-- Start of Material for this exercise --

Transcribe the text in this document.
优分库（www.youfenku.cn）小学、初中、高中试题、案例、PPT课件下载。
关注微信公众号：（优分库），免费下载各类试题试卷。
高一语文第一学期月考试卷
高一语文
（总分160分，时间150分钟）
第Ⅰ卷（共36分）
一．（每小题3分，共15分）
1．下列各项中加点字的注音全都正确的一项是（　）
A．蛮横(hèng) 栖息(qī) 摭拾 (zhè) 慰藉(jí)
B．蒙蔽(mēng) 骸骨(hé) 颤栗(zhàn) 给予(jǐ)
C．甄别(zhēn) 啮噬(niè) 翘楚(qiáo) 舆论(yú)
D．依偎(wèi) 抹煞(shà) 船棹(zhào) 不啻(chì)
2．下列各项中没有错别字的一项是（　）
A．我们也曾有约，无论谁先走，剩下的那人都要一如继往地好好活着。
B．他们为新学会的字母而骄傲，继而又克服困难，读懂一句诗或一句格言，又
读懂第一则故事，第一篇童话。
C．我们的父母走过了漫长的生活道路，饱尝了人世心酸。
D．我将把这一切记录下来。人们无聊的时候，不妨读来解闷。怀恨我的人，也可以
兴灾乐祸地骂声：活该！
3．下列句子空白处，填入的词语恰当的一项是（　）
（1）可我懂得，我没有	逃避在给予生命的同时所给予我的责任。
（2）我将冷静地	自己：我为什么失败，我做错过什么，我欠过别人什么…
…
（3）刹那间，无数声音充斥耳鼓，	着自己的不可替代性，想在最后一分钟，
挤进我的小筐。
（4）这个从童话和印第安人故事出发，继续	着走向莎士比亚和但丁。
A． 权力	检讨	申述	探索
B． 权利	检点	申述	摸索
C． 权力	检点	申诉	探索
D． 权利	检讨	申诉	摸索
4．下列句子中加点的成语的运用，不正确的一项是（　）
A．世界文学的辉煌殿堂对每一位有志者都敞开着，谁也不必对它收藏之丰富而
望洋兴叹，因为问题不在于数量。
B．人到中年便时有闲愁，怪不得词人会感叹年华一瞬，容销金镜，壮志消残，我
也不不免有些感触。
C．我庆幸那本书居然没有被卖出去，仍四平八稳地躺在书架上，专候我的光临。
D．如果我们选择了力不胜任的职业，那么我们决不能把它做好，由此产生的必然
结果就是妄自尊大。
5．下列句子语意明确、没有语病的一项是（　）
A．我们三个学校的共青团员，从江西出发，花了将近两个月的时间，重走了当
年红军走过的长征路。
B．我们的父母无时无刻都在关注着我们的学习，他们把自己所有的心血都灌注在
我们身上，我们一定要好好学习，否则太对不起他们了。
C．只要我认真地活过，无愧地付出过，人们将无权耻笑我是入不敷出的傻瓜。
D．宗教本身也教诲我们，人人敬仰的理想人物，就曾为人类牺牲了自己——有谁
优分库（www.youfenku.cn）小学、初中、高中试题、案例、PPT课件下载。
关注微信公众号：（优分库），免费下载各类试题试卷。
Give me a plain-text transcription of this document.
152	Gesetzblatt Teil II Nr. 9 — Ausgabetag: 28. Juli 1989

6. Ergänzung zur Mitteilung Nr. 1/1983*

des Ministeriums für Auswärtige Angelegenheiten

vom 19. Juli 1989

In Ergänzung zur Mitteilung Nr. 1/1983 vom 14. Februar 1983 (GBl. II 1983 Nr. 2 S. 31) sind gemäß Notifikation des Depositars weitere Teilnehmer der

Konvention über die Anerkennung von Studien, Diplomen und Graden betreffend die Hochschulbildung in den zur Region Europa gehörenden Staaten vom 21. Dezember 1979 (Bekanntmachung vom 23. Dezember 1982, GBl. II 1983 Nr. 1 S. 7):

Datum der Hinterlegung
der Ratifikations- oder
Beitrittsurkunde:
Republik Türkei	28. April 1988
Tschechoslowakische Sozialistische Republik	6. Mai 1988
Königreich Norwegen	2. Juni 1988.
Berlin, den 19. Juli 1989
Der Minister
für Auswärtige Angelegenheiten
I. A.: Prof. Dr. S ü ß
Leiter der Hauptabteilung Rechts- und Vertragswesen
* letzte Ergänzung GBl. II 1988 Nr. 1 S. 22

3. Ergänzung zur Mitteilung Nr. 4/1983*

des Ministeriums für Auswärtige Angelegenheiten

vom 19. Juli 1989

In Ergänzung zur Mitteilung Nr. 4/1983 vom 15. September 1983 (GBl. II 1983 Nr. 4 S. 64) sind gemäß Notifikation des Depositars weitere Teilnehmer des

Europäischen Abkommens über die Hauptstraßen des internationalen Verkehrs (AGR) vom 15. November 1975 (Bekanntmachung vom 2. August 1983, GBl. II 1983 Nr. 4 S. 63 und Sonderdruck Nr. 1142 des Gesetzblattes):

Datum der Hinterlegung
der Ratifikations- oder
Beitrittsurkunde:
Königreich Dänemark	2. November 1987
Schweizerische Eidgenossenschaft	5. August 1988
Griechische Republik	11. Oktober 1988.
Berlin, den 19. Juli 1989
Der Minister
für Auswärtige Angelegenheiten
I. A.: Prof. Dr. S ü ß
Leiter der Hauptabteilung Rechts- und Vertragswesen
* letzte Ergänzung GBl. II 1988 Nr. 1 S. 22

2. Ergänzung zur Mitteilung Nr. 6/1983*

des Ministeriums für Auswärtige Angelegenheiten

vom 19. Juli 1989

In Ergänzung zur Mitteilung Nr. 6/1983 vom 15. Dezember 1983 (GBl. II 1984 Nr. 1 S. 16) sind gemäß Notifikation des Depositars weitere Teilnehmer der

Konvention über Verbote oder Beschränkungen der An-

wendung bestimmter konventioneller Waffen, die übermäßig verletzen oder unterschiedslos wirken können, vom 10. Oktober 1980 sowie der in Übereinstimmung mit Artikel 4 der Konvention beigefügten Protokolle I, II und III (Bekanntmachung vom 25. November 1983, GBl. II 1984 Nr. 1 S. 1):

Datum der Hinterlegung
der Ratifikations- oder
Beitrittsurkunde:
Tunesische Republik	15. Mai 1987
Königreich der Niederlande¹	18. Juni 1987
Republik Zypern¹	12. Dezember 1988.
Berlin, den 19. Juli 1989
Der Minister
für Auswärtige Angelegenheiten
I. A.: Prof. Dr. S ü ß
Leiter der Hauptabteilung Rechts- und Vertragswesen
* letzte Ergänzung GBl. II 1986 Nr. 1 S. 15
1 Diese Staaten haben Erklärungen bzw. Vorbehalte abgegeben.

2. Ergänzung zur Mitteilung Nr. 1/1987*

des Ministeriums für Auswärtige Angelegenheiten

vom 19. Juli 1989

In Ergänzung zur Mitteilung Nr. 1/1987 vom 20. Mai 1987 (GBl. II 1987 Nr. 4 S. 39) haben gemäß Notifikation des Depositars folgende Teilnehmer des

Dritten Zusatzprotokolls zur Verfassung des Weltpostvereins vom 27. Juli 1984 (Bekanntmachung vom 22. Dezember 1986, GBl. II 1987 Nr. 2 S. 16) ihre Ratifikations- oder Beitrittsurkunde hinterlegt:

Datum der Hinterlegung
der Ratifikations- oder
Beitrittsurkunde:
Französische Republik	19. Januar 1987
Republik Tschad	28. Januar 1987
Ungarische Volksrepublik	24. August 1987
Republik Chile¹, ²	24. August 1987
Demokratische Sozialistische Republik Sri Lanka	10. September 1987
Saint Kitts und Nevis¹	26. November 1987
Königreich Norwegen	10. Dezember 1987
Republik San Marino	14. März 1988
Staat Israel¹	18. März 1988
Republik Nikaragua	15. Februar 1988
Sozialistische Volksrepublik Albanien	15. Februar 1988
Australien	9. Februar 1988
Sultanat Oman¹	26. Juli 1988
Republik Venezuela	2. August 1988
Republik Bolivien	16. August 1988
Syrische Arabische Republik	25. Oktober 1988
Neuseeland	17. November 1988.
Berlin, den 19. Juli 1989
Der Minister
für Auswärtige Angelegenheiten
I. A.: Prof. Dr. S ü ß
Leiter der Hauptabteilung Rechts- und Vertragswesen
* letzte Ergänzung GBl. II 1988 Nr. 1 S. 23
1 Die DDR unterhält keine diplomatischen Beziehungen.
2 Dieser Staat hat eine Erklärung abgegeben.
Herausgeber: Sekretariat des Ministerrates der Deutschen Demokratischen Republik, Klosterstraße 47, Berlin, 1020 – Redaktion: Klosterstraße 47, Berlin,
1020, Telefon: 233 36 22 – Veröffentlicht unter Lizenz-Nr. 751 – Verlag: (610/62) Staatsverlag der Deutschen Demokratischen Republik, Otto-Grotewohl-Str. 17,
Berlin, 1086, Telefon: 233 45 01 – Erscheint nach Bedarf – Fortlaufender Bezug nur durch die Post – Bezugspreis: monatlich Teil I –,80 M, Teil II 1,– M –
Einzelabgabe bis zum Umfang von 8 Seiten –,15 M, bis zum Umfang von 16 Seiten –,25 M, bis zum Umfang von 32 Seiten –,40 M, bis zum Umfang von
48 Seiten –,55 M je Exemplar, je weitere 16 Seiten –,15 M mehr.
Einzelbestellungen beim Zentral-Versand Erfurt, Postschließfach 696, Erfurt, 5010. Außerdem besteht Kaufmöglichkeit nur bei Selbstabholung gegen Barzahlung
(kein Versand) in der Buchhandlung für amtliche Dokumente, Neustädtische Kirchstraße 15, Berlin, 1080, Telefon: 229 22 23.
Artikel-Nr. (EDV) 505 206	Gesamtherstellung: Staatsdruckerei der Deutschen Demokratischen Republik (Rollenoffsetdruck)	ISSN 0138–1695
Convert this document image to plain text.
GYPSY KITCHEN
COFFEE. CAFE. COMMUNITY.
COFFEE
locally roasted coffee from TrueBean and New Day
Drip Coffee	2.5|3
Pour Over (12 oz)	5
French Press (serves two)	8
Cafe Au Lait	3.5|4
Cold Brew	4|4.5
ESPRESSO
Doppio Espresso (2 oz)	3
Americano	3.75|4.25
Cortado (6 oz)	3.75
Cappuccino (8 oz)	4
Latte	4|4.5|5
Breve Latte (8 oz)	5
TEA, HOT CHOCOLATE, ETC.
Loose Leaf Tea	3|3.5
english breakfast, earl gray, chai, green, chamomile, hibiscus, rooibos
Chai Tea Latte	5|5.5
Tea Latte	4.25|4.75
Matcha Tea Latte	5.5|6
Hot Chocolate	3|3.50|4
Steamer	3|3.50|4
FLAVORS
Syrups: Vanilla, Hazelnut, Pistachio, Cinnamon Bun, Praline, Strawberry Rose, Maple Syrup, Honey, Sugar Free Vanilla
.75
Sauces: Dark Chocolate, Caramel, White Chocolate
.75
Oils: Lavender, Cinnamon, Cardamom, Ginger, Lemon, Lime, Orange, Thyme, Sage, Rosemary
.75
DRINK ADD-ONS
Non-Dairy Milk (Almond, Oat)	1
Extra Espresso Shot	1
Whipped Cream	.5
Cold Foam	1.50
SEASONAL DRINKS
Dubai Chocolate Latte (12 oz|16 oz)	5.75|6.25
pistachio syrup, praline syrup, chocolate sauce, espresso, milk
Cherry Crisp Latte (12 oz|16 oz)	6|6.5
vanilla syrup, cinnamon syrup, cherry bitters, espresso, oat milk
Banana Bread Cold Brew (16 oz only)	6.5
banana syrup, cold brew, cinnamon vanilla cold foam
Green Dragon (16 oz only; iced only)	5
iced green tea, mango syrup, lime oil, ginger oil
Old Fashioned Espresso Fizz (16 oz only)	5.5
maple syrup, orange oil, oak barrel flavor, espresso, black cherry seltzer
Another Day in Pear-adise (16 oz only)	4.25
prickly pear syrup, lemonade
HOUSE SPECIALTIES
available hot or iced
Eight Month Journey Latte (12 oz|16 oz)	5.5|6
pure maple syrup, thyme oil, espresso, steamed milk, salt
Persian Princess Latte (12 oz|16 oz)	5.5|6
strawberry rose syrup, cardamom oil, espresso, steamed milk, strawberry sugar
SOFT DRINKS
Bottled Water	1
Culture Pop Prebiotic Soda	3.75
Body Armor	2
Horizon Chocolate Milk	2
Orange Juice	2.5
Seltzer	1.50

-- End of Material for this exercise --

Problem details: Copy out every line from the material above in which the word "Notifikation" appears.

Expected answer:
In Ergänzung zur Mitteilung Nr. 1/1983 vom 14. Februar 1983 (GBl. II 1983 Nr. 2 S. 31) sind gemäß Notifikation des Depositars weitere Teilnehmer der
In Ergänzung zur Mitteilung Nr. 4/1983 vom 15. September 1983 (GBl. II 1983 Nr. 4 S. 64) sind gemäß Notifikation des Depositars weitere Teilnehmer des
In Ergänzung zur Mitteilung Nr. 6/1983 vom 15. Dezember 1983 (GBl. II 1984 Nr. 1 S. 16) sind gemäß Notifikation des Depositars weitere Teilnehmer der
In Ergänzung zur Mitteilung Nr. 1/1987 vom 20. Mai 1987 (GBl. II 1987 Nr. 4 S. 39) haben gemäß Notifikation des Depositars folgende Teilnehmer des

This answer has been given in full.